Goal of the exercise:
The listing beneath should be written out in full, exactly as shown.

***

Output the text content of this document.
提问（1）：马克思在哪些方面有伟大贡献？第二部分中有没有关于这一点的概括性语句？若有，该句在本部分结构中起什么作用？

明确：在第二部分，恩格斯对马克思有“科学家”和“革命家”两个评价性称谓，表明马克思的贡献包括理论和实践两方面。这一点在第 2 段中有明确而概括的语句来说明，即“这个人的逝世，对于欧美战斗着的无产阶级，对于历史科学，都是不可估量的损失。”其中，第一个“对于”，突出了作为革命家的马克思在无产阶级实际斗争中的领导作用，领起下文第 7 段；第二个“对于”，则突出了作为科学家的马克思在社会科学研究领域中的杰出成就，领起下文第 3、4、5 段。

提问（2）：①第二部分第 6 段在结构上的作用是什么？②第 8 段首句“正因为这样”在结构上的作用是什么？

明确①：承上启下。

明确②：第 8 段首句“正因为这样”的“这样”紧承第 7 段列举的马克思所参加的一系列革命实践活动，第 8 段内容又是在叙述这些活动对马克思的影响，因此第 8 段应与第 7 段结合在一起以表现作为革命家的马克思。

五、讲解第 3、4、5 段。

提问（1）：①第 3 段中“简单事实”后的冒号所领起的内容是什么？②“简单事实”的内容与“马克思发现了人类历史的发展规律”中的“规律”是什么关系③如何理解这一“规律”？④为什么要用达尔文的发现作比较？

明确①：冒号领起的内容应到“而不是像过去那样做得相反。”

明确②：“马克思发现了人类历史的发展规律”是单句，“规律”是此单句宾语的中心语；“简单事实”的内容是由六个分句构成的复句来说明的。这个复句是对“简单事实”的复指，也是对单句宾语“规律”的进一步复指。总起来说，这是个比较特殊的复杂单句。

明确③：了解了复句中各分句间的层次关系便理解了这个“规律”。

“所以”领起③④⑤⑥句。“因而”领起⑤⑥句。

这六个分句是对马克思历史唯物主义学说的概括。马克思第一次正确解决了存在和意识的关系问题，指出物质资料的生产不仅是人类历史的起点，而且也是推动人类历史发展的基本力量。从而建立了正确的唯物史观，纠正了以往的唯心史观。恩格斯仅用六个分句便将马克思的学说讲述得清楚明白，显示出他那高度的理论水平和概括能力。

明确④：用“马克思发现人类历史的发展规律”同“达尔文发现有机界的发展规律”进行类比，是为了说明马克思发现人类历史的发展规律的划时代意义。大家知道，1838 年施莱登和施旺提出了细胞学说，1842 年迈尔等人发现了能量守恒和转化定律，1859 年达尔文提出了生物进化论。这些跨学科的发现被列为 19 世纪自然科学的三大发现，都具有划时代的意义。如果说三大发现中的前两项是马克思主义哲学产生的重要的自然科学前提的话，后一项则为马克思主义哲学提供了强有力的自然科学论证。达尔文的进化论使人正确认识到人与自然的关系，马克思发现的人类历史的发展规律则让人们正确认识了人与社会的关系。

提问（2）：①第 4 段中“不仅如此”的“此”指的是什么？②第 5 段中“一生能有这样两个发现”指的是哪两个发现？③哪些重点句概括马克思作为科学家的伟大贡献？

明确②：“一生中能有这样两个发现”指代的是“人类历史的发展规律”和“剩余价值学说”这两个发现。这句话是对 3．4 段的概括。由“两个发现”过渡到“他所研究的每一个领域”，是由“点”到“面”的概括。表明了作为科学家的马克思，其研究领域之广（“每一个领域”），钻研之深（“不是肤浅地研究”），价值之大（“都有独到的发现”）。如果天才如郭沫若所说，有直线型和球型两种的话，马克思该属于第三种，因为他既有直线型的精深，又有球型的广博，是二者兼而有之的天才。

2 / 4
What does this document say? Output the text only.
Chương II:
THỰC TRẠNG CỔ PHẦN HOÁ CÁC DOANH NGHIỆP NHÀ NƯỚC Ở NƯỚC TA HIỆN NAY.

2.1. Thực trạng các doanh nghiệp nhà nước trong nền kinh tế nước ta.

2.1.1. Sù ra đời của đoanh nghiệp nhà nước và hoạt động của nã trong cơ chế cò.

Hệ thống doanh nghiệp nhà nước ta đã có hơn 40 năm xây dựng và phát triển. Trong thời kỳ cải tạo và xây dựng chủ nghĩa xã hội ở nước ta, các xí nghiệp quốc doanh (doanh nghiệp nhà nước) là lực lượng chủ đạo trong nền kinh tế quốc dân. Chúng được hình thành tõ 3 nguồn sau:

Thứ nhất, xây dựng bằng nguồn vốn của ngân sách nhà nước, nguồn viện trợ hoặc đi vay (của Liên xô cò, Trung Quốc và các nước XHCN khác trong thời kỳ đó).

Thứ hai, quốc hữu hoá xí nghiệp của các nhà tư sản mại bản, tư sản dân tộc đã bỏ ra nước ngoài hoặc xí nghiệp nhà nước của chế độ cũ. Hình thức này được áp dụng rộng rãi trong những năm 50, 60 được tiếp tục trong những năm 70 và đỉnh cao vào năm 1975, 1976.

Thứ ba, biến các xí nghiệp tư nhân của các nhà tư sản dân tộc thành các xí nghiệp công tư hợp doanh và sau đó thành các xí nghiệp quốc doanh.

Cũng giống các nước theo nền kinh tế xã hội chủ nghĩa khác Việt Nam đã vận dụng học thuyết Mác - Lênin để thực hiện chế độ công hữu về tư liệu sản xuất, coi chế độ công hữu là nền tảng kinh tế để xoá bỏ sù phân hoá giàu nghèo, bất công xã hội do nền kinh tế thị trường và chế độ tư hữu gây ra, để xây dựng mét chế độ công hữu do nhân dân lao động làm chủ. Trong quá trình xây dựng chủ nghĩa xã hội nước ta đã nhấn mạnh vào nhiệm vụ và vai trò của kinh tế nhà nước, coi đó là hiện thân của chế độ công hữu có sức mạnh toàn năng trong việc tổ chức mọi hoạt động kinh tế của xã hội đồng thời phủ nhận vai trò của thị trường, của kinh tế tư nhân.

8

***

Answer to the task:
Output the text content of this document.
提问（1）：马克思在哪些方面有伟大贡献？第二部分中有没有关于这一点的概括性语句？若有，该句在本部分结构中起什么作用？

明确：在第二部分，恩格斯对马克思有“科学家”和“革命家”两个评价性称谓，表明马克思的贡献包括理论和实践两方面。这一点在第 2 段中有明确而概括的语句来说明，即“这个人的逝世，对于欧美战斗着的无产阶级，对于历史科学，都是不可估量的损失。”其中，第一个“对于”，突出了作为革命家的马克思在无产阶级实际斗争中的领导作用，领起下文第 7 段；第二个“对于”，则突出了作为科学家的马克思在社会科学研究领域中的杰出成就，领起下文第 3、4、5 段。

提问（2）：①第二部分第 6 段在结构上的作用是什么？②第 8 段首句“正因为这样”在结构上的作用是什么？

明确①：承上启下。

明确②：第 8 段首句“正因为这样”的“这样”紧承第 7 段列举的马克思所参加的一系列革命实践活动，第 8 段内容又是在叙述这些活动对马克思的影响，因此第 8 段应与第 7 段结合在一起以表现作为革命家的马克思。

五、讲解第 3、4、5 段。

提问（1）：①第 3 段中“简单事实”后的冒号所领起的内容是什么？②“简单事实”的内容与“马克思发现了人类历史的发展规律”中的“规律”是什么关系③如何理解这一“规律”？④为什么要用达尔文的发现作比较？

明确①：冒号领起的内容应到“而不是像过去那样做得相反。”

明确②：“马克思发现了人类历史的发展规律”是单句，“规律”是此单句宾语的中心语；“简单事实”的内容是由六个分句构成的复句来说明的。这个复句是对“简单事实”的复指，也是对单句宾语“规律”的进一步复指。总起来说，这是个比较特殊的复杂单句。

明确③：了解了复句中各分句间的层次关系便理解了这个“规律”。

“所以”领起③④⑤⑥句。“因而”领起⑤⑥句。

这六个分句是对马克思历史唯物主义学说的概括。马克思第一次正确解决了存在和意识的关系问题，指出物质资料的生产不仅是人类历史的起点，而且也是推动人类历史发展的基本力量。从而建立了正确的唯物史观，纠正了以往的唯心史观。恩格斯仅用六个分句便将马克思的学说讲述得清楚明白，显示出他那高度的理论水平和概括能力。

明确④：用“马克思发现人类历史的发展规律”同“达尔文发现有机界的发展规律”进行类比，是为了说明马克思发现人类历史的发展规律的划时代意义。大家知道，1838 年施莱登和施旺提出了细胞学说，1842 年迈尔等人发现了能量守恒和转化定律，1859 年达尔文提出了生物进化论。这些跨学科的发现被列为 19 世纪自然科学的三大发现，都具有划时代的意义。如果说三大发现中的前两项是马克思主义哲学产生的重要的自然科学前提的话，后一项则为马克思主义哲学提供了强有力的自然科学论证。达尔文的进化论使人正确认识到人与自然的关系，马克思发现的人类历史的发展规律则让人们正确认识了人与社会的关系。

提问（2）：①第 4 段中“不仅如此”的“此”指的是什么？②第 5 段中“一生能有这样两个发现”指的是哪两个发现？③哪些重点句概括马克思作为科学家的伟大贡献？

明确②：“一生中能有这样两个发现”指代的是“人类历史的发展规律”和“剩余价值学说”这两个发现。这句话是对 3．4 段的概括。由“两个发现”过渡到“他所研究的每一个领域”，是由“点”到“面”的概括。表明了作为科学家的马克思，其研究领域之广（“每一个领域”），钻研之深（“不是肤浅地研究”），价值之大（“都有独到的发现”）。如果天才如郭沫若所说，有直线型和球型两种的话，马克思该属于第三种，因为他既有直线型的精深，又有球型的广博，是二者兼而有之的天才。

2 / 4
What does this document say? Output the text only.
Chương II:
THỰC TRẠNG CỔ PHẦN HOÁ CÁC DOANH NGHIỆP NHÀ NƯỚC Ở NƯỚC TA HIỆN NAY.

2.1. Thực trạng các doanh nghiệp nhà nước trong nền kinh tế nước ta.

2.1.1. Sù ra đời của đoanh nghiệp nhà nước và hoạt động của nã trong cơ chế cò.

Hệ thống doanh nghiệp nhà nước ta đã có hơn 40 năm xây dựng và phát triển. Trong thời kỳ cải tạo và xây dựng chủ nghĩa xã hội ở nước ta, các xí nghiệp quốc doanh (doanh nghiệp nhà nước) là lực lượng chủ đạo trong nền kinh tế quốc dân. Chúng được hình thành tõ 3 nguồn sau:

Thứ nhất, xây dựng bằng nguồn vốn của ngân sách nhà nước, nguồn viện trợ hoặc đi vay (của Liên xô cò, Trung Quốc và các nước XHCN khác trong thời kỳ đó).

Thứ hai, quốc hữu hoá xí nghiệp của các nhà tư sản mại bản, tư sản dân tộc đã bỏ ra nước ngoài hoặc xí nghiệp nhà nước của chế độ cũ. Hình thức này được áp dụng rộng rãi trong những năm 50, 60 được tiếp tục trong những năm 70 và đỉnh cao vào năm 1975, 1976.

Thứ ba, biến các xí nghiệp tư nhân của các nhà tư sản dân tộc thành các xí nghiệp công tư hợp doanh và sau đó thành các xí nghiệp quốc doanh.

Cũng giống các nước theo nền kinh tế xã hội chủ nghĩa khác Việt Nam đã vận dụng học thuyết Mác - Lênin để thực hiện chế độ công hữu về tư liệu sản xuất, coi chế độ công hữu là nền tảng kinh tế để xoá bỏ sù phân hoá giàu nghèo, bất công xã hội do nền kinh tế thị trường và chế độ tư hữu gây ra, để xây dựng mét chế độ công hữu do nhân dân lao động làm chủ. Trong quá trình xây dựng chủ nghĩa xã hội nước ta đã nhấn mạnh vào nhiệm vụ và vai trò của kinh tế nhà nước, coi đó là hiện thân của chế độ công hữu có sức mạnh toàn năng trong việc tổ chức mọi hoạt động kinh tế của xã hội đồng thời phủ nhận vai trò của thị trường, của kinh tế tư nhân.

8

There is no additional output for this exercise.